Le chemin de la gare

Orientation. — Après une réunion matinale dans la cité du Doudou, je redescends à pied de la vieille ville jusqu'à la gare. Étant donné que je suis totalement incapable de m'orienter — rapport sans doute à mon aversion pour les mouvements de jeunesse —, j'emprunte la mauvaise ruelle et je me retrouve je ne sais où, dans ce qui ressemble à un quartier étudiant. Après quelques autres malencontreuses déviations, me voilà en périphérie de la ville, dans une banlieue résidentielle. Au loin, le beffroi. Évidemment, je ne suis pas du tout sur le chemin de la gare. Évidemment, hors de question de demander la route à quiconque... Je marche d'un pas assuré tout en me demandant : « Mais où est-ce que je suis ? »
Hier, au travail, une discussion tournait justement autour du fait que je refusais catégoriquement de demander ma route aux gens, dussé-je être poursuivi par des loups en plein milieu d'une forêt lugubre et inhospitalière (mais dans ce cas, me rétorquera-t-on à raison, je ne croiserais de toute façon sans doute personne). Lors de la même discussion, Wynka expliqua que son compagnon réagissait exactement de cette manière : « Il préfère se planter complètement que de demander son chemin. C'est une question de fierté personnelle et de contrôle : hors de question de s'avouer perdu ! », puis elle rajoute : « Je dis ça, je dis rien, mais vous êtes tous les deux des capricornes ! » (Il est même né le 10 janvier, comme moi... Si ça, ce n'est pas une preuve indubitable de l'incroyable pouvoir des forces astrales qui nous entourent, je veux bien manger mon pantalon ! — Euh...)

- Consignes -
1. D'après le récit du chemin de la gare, à quelle date le compagnon de Wynka est-il né ?
2. Reprenez, s'il vous plaît, le récit du chemin de la gare à la suite de sa dernière phrase.
Le matériel n'est pas nécessaire ici.

- Données fournies -
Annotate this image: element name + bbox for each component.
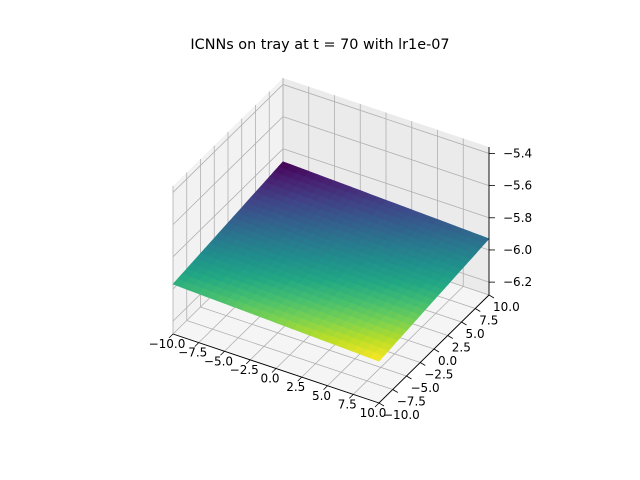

- Résultats par tâche -
1. Il est né le 10 janvier.

2.
Tout compte fait, je n'étais pas si loin de la gare. J'ai fini par retomber sur une des rues qui y menaient... et sans rien demander à personne, s'il vous plaît !
Solitude & sentiment de solitude. — « Un enfant aveugle de naissance ne sait pas qu'il est aveugle tant qu'on ne le lui dit pas. Et même alors, il ne se fait qu'une idée très théorique de ce qu'est la cécité ; seul celui qui a perdu la vue en possède la notion. Ben Hanscom n'éprouvait aucun sentiment de solitude pour avoir toujours été seul. La chose n'étant ni nouvelle ni limitée, il ne pouvait pas se rendre compte que la solitude était toute sa vie, qu'elle était simplement là, comme les deux articulations de son pouce et la petite irrégularité marrante de l'une de ses dents de devant, sur laquelle il passait la langue chaque fois qu'il se sentait nerveux. » (Extrait de Ça de Stephen King.) — De tous les personnages du roman, Ben Hanscom est de loin mon préféré.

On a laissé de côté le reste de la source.